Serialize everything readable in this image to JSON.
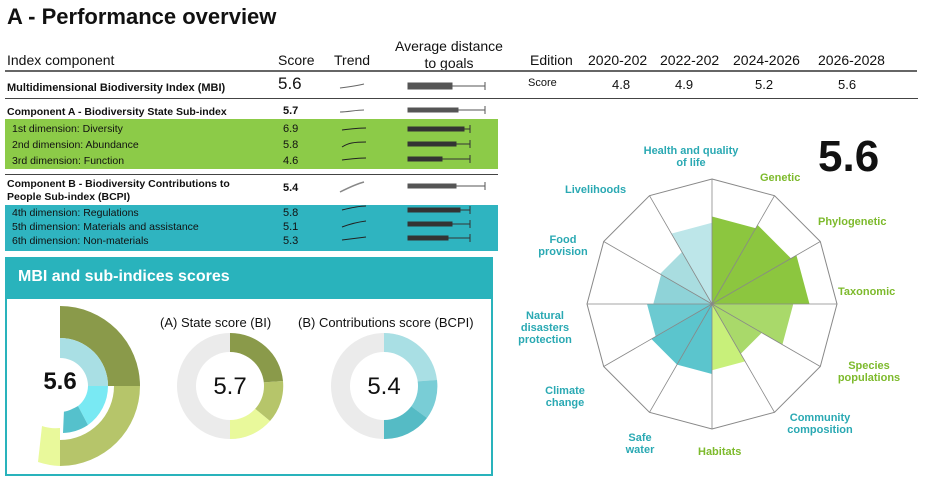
{
  "page": {
    "title": "A - Performance overview"
  },
  "table": {
    "headers": {
      "component": "Index component",
      "score": "Score",
      "trend": "Trend",
      "distance": "Average distance to goals"
    },
    "rows": [
      {
        "label": "Multidimensional Biodiversity Index (MBI)",
        "score": "5.6",
        "bold": true,
        "band": "none"
      },
      {
        "label": "Component A - Biodiversity State Sub-index",
        "score": "5.7",
        "bold": true,
        "band": "none"
      },
      {
        "label": "1st dimension: Diversity",
        "score": "6.9",
        "bold": false,
        "band": "green"
      },
      {
        "label": "2nd dimension: Abundance",
        "score": "5.8",
        "bold": false,
        "band": "green"
      },
      {
        "label": "3rd dimension: Function",
        "score": "4.6",
        "bold": false,
        "band": "green"
      },
      {
        "label": "Component B - Biodiversity Contributions to People Sub-index (BCPI)",
        "score": "5.4",
        "bold": true,
        "band": "none"
      },
      {
        "label": "4th dimension: Regulations",
        "score": "5.8",
        "bold": false,
        "band": "teal"
      },
      {
        "label": "5th dimension: Materials and assistance",
        "score": "5.1",
        "bold": false,
        "band": "teal"
      },
      {
        "label": "6th dimension: Non-materials",
        "score": "5.3",
        "bold": false,
        "band": "teal"
      }
    ]
  },
  "editions": {
    "label": "Edition",
    "periods": [
      "2020-202",
      "2022-202",
      "2024-2026",
      "2026-2028"
    ],
    "row_label": "Score",
    "scores": [
      "4.8",
      "4.9",
      "5.2",
      "5.6"
    ]
  },
  "scores_panel": {
    "title": "MBI and sub-indices scores",
    "mbi_value": "5.6",
    "state_label": "(A) State score (BI)",
    "state_value": "5.7",
    "contrib_label": "(B) Contributions score (BCPI)",
    "contrib_value": "5.4"
  },
  "radar": {
    "big_score": "5.6",
    "labels": {
      "health": "Health and quality of life",
      "genetic": "Genetic",
      "phylogenetic": "Phylogenetic",
      "taxonomic": "Taxonomic",
      "species": "Species populations",
      "community": "Community composition",
      "habitats": "Habitats",
      "safe_water": "Safe water",
      "climate": "Climate change",
      "natural": "Natural disasters protection",
      "food": "Food provision",
      "livelihoods": "Livelihoods"
    }
  },
  "chart_data": {
    "type": "radar",
    "categories": [
      "Genetic",
      "Phylogenetic",
      "Taxonomic",
      "Species populations",
      "Community composition",
      "Habitats",
      "Safe water",
      "Climate change",
      "Natural disasters protection",
      "Food provision",
      "Livelihoods",
      "Health and quality of life"
    ],
    "values": [
      7.0,
      7.3,
      7.8,
      6.5,
      4.6,
      5.3,
      5.6,
      5.6,
      5.2,
      4.7,
      4.8,
      6.5
    ],
    "ylim": [
      0,
      10
    ],
    "colors": [
      "#8cc63f",
      "#8cc63f",
      "#8cc63f",
      "#a9d96a",
      "#a9d96a",
      "#c8f07a",
      "#5bc5cd",
      "#5bc5cd",
      "#6ccad1",
      "#8fd3d8",
      "#a9dde0",
      "#bde6e9"
    ]
  },
  "colors": {
    "green_band": "#8ccb48",
    "teal_band": "#2fb4c0",
    "panel": "#29b3bc",
    "radar_green_label": "#7dba2c",
    "radar_teal_label": "#2aa9b3"
  }
}
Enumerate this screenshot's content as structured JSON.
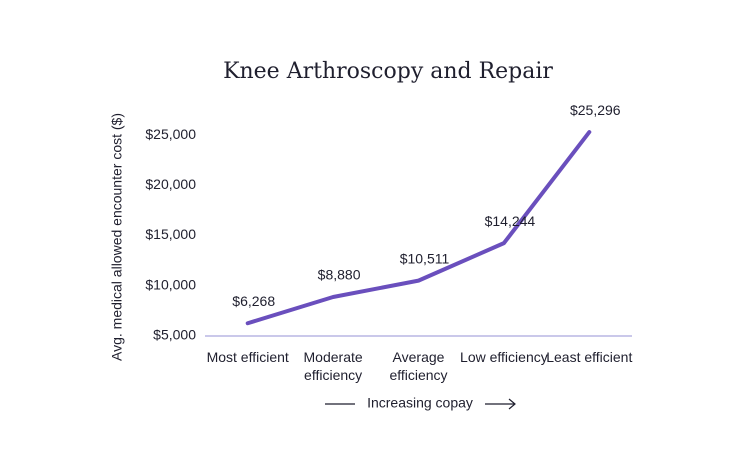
{
  "chart_data": {
    "type": "line",
    "title": "Knee Arthroscopy and Repair",
    "y_label": "Avg. medical allowed encounter cost ($)",
    "x_label": "Increasing copay",
    "categories": [
      "Most efficient",
      "Moderate efficiency",
      "Average efficiency",
      "Low efficiency",
      "Least efficient"
    ],
    "values": [
      6268,
      8880,
      10511,
      14244,
      25296
    ],
    "value_labels": [
      "$6,268",
      "$8,880",
      "$10,511",
      "$14,244",
      "$25,296"
    ],
    "color": "#6a4fbd",
    "ylim": [
      5000,
      26000
    ],
    "yticks": [
      {
        "value": 5000,
        "label": "$5,000"
      },
      {
        "value": 10000,
        "label": "$10,000"
      },
      {
        "value": 15000,
        "label": "$15,000"
      },
      {
        "value": 20000,
        "label": "$20,000"
      },
      {
        "value": 25000,
        "label": "$25,000"
      }
    ],
    "grid": false
  }
}
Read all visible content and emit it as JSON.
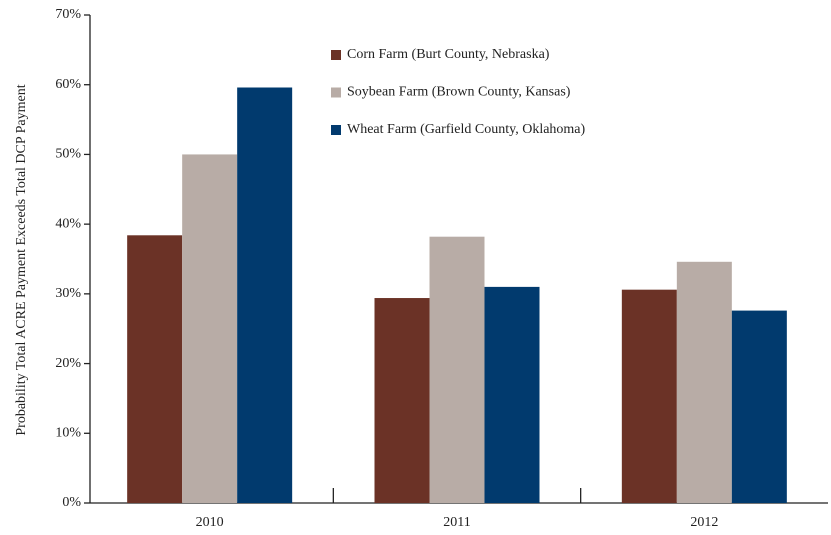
{
  "chart_data": {
    "type": "bar",
    "y_axis_label": "Probability Total ACRE Payment Exceeds Total DCP Payment",
    "categories": [
      "2010",
      "2011",
      "2012"
    ],
    "series": [
      {
        "name": "Corn Farm (Burt County, Nebraska)",
        "color": "#6b3226",
        "values": [
          38.4,
          29.4,
          30.6
        ]
      },
      {
        "name": "Soybean Farm (Brown County, Kansas)",
        "color": "#b8aca6",
        "values": [
          50,
          38.2,
          34.6
        ]
      },
      {
        "name": "Wheat Farm (Garfield County, Oklahoma)",
        "color": "#013a6e",
        "values": [
          59.6,
          31,
          27.6
        ]
      }
    ],
    "ylim": [
      0,
      70
    ],
    "yticks": [
      {
        "value": 0,
        "label": "0%"
      },
      {
        "value": 10,
        "label": "10%"
      },
      {
        "value": 20,
        "label": "20%"
      },
      {
        "value": 30,
        "label": "30%"
      },
      {
        "value": 40,
        "label": "40%"
      },
      {
        "value": 50,
        "label": "50%"
      },
      {
        "value": 60,
        "label": "60%"
      },
      {
        "value": 70,
        "label": "70%"
      }
    ],
    "legend": "top-center",
    "grid": false
  }
}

================================

Aim of the exercise = Go through the listing above and quote it exactly, apart from its images.

Complete response =
Serialize everything readable in this image to JSON.
{
  "page": {
    "title": "A - Performance overview"
  },
  "table": {
    "headers": {
      "component": "Index component",
      "score": "Score",
      "trend": "Trend",
      "distance": "Average distance to goals"
    },
    "rows": [
      {
        "label": "Multidimensional Biodiversity Index (MBI)",
        "score": "5.6",
        "bold": true,
        "band": "none"
      },
      {
        "label": "Component A - Biodiversity State Sub-index",
        "score": "5.7",
        "bold": true,
        "band": "none"
      },
      {
        "label": "1st dimension: Diversity",
        "score": "6.9",
        "bold": false,
        "band": "green"
      },
      {
        "label": "2nd dimension: Abundance",
        "score": "5.8",
        "bold": false,
        "band": "green"
      },
      {
        "label": "3rd dimension: Function",
        "score": "4.6",
        "bold": false,
        "band": "green"
      },
      {
        "label": "Component B - Biodiversity Contributions to People Sub-index (BCPI)",
        "score": "5.4",
        "bold": true,
        "band": "none"
      },
      {
        "label": "4th dimension: Regulations",
        "score": "5.8",
        "bold": false,
        "band": "teal"
      },
      {
        "label": "5th dimension: Materials and assistance",
        "score": "5.1",
        "bold": false,
        "band": "teal"
      },
      {
        "label": "6th dimension: Non-materials",
        "score": "5.3",
        "bold": false,
        "band": "teal"
      }
    ]
  },
  "editions": {
    "label": "Edition",
    "periods": [
      "2020-202",
      "2022-202",
      "2024-2026",
      "2026-2028"
    ],
    "row_label": "Score",
    "scores": [
      "4.8",
      "4.9",
      "5.2",
      "5.6"
    ]
  },
  "scores_panel": {
    "title": "MBI and sub-indices scores",
    "mbi_value": "5.6",
    "state_label": "(A) State score (BI)",
    "state_value": "5.7",
    "contrib_label": "(B) Contributions score (BCPI)",
    "contrib_value": "5.4"
  },
  "radar": {
    "big_score": "5.6",
    "labels": {
      "health": "Health and quality of life",
      "genetic": "Genetic",
      "phylogenetic": "Phylogenetic",
      "taxonomic": "Taxonomic",
      "species": "Species populations",
      "community": "Community composition",
      "habitats": "Habitats",
      "safe_water": "Safe water",
      "climate": "Climate change",
      "natural": "Natural disasters protection",
      "food": "Food provision",
      "livelihoods": "Livelihoods"
    }
  },
  "chart_data": {
    "type": "radar",
    "categories": [
      "Genetic",
      "Phylogenetic",
      "Taxonomic",
      "Species populations",
      "Community composition",
      "Habitats",
      "Safe water",
      "Climate change",
      "Natural disasters protection",
      "Food provision",
      "Livelihoods",
      "Health and quality of life"
    ],
    "values": [
      7.0,
      7.3,
      7.8,
      6.5,
      4.6,
      5.3,
      5.6,
      5.6,
      5.2,
      4.7,
      4.8,
      6.5
    ],
    "ylim": [
      0,
      10
    ],
    "colors": [
      "#8cc63f",
      "#8cc63f",
      "#8cc63f",
      "#a9d96a",
      "#a9d96a",
      "#c8f07a",
      "#5bc5cd",
      "#5bc5cd",
      "#6ccad1",
      "#8fd3d8",
      "#a9dde0",
      "#bde6e9"
    ]
  },
  "colors": {
    "green_band": "#8ccb48",
    "teal_band": "#2fb4c0",
    "panel": "#29b3bc",
    "radar_green_label": "#7dba2c",
    "radar_teal_label": "#2aa9b3"
  }
}
Enumerate this screenshot's content as structured JSON.
{
  "chart_data": {
    "type": "line",
    "title": "Knee Arthroscopy and Repair",
    "y_label": "Avg. medical allowed encounter cost ($)",
    "x_label": "Increasing copay",
    "categories": [
      "Most efficient",
      "Moderate efficiency",
      "Average efficiency",
      "Low efficiency",
      "Least efficient"
    ],
    "values": [
      6268,
      8880,
      10511,
      14244,
      25296
    ],
    "value_labels": [
      "$6,268",
      "$8,880",
      "$10,511",
      "$14,244",
      "$25,296"
    ],
    "color": "#6a4fbd",
    "ylim": [
      5000,
      26000
    ],
    "yticks": [
      {
        "value": 5000,
        "label": "$5,000"
      },
      {
        "value": 10000,
        "label": "$10,000"
      },
      {
        "value": 15000,
        "label": "$15,000"
      },
      {
        "value": 20000,
        "label": "$20,000"
      },
      {
        "value": 25000,
        "label": "$25,000"
      }
    ],
    "grid": false
  }
}
Read all visible content and emit it as JSON.
{
  "chart_data": {
    "type": "bar",
    "y_axis_label": "Probability Total ACRE Payment Exceeds Total DCP Payment",
    "categories": [
      "2010",
      "2011",
      "2012"
    ],
    "series": [
      {
        "name": "Corn Farm (Burt County, Nebraska)",
        "color": "#6b3226",
        "values": [
          38.4,
          29.4,
          30.6
        ]
      },
      {
        "name": "Soybean Farm (Brown County, Kansas)",
        "color": "#b8aca6",
        "values": [
          50,
          38.2,
          34.6
        ]
      },
      {
        "name": "Wheat Farm (Garfield County, Oklahoma)",
        "color": "#013a6e",
        "values": [
          59.6,
          31,
          27.6
        ]
      }
    ],
    "ylim": [
      0,
      70
    ],
    "yticks": [
      {
        "value": 0,
        "label": "0%"
      },
      {
        "value": 10,
        "label": "10%"
      },
      {
        "value": 20,
        "label": "20%"
      },
      {
        "value": 30,
        "label": "30%"
      },
      {
        "value": 40,
        "label": "40%"
      },
      {
        "value": 50,
        "label": "50%"
      },
      {
        "value": 60,
        "label": "60%"
      },
      {
        "value": 70,
        "label": "70%"
      }
    ],
    "legend": "top-center",
    "grid": false
  }
}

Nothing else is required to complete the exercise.